Exercise details:
Gather the lines below that include the string "عارمة", copying each in full.
────────────────────
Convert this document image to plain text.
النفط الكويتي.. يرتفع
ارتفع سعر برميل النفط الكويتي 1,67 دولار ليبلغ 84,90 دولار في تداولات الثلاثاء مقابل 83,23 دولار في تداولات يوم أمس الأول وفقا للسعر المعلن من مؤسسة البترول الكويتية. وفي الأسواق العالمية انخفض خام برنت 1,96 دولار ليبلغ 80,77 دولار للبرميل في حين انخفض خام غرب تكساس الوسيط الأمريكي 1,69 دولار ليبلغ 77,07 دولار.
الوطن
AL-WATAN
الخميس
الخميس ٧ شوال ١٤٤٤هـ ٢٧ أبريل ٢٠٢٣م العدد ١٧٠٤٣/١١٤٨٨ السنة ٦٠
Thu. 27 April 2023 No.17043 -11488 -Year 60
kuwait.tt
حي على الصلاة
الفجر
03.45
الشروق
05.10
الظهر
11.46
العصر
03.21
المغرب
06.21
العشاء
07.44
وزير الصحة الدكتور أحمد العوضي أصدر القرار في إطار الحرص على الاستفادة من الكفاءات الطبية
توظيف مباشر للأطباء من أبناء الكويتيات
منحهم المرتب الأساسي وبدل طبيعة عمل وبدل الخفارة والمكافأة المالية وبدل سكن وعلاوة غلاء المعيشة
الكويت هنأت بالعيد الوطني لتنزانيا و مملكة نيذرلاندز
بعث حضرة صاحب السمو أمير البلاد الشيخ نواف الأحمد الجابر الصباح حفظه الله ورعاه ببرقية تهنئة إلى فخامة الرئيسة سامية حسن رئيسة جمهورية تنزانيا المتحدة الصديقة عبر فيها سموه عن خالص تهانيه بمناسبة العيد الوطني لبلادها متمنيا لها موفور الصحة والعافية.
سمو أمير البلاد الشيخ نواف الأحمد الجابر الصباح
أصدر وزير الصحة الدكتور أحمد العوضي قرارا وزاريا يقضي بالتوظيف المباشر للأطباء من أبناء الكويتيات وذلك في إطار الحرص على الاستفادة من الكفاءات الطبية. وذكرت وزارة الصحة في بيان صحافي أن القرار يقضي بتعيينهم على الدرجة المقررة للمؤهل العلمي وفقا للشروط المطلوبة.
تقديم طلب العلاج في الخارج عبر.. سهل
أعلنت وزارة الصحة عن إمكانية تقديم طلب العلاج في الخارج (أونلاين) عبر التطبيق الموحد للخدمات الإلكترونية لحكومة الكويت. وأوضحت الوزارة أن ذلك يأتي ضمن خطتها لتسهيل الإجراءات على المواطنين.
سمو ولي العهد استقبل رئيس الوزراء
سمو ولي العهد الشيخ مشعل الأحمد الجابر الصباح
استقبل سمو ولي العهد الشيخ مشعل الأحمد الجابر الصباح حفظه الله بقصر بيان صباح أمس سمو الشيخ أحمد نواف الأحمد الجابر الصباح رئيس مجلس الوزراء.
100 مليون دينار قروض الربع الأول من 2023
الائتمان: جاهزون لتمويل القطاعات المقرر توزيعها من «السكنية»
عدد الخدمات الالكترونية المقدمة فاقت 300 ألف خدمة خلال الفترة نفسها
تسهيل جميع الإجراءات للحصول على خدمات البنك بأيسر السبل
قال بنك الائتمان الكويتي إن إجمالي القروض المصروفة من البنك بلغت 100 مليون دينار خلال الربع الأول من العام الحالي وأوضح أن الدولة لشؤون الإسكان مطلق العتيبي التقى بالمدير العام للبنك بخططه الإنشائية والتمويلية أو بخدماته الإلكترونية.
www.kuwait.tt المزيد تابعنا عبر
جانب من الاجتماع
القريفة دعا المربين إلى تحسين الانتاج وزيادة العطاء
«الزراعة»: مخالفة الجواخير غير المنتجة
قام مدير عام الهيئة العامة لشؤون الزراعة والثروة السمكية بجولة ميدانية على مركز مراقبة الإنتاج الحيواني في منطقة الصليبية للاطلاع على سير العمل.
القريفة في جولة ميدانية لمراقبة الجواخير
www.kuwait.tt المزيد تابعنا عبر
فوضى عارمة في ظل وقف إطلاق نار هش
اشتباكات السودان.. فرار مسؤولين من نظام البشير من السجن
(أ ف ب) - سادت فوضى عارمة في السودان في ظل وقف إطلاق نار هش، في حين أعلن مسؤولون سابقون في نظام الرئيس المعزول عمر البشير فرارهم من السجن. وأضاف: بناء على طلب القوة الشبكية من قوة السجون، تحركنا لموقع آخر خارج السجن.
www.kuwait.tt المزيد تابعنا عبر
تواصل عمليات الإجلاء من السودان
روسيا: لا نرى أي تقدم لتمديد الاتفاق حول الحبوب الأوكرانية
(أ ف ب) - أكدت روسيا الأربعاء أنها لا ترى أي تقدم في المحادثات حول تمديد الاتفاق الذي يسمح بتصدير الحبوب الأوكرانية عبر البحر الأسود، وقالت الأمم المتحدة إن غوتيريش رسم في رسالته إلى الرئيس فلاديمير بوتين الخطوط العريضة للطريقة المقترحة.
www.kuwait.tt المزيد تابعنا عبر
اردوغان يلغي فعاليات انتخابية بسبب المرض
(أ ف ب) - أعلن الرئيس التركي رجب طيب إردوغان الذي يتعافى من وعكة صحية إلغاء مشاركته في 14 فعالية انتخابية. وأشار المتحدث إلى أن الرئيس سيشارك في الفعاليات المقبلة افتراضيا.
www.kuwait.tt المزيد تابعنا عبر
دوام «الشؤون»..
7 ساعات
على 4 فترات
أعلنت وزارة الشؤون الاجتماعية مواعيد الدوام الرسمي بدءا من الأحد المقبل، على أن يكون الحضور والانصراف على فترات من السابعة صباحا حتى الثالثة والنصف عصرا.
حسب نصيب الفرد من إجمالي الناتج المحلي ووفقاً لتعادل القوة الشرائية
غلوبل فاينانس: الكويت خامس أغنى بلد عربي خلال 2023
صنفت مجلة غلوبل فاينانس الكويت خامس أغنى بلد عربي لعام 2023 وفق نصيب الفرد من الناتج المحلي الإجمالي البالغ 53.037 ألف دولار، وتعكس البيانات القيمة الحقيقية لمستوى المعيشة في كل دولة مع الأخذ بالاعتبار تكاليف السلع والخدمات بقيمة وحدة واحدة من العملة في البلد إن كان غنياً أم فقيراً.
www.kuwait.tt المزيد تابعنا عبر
────────────────────
Exercise solution:
فوضى عارمة في ظل وقف إطلاق نار هش
(أ ف ب) - سادت فوضى عارمة في السودان في ظل وقف إطلاق نار هش، في حين أعلن مسؤولون سابقون في نظام الرئيس المعزول عمر البشير فرارهم من السجن. وأضاف: بناء على طلب القوة الشبكية من قوة السجون، تحركنا لموقع آخر خارج السجن.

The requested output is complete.